Begin Listed entries

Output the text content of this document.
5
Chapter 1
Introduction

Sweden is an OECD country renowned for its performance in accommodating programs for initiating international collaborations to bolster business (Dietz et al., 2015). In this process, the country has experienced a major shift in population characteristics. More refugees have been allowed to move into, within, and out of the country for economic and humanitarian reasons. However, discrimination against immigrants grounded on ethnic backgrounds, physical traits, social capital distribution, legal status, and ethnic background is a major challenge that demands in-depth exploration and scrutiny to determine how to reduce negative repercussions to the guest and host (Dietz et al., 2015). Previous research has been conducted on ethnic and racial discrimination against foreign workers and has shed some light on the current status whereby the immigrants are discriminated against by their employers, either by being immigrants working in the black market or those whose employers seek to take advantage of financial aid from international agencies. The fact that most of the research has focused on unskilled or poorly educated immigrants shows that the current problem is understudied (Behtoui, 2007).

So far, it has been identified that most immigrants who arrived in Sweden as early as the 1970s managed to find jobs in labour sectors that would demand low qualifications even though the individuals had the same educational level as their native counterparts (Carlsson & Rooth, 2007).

End Listed entries

[Exercise] Only the number is required: the count of lines containing the word "most".

[Response to this exercise] 2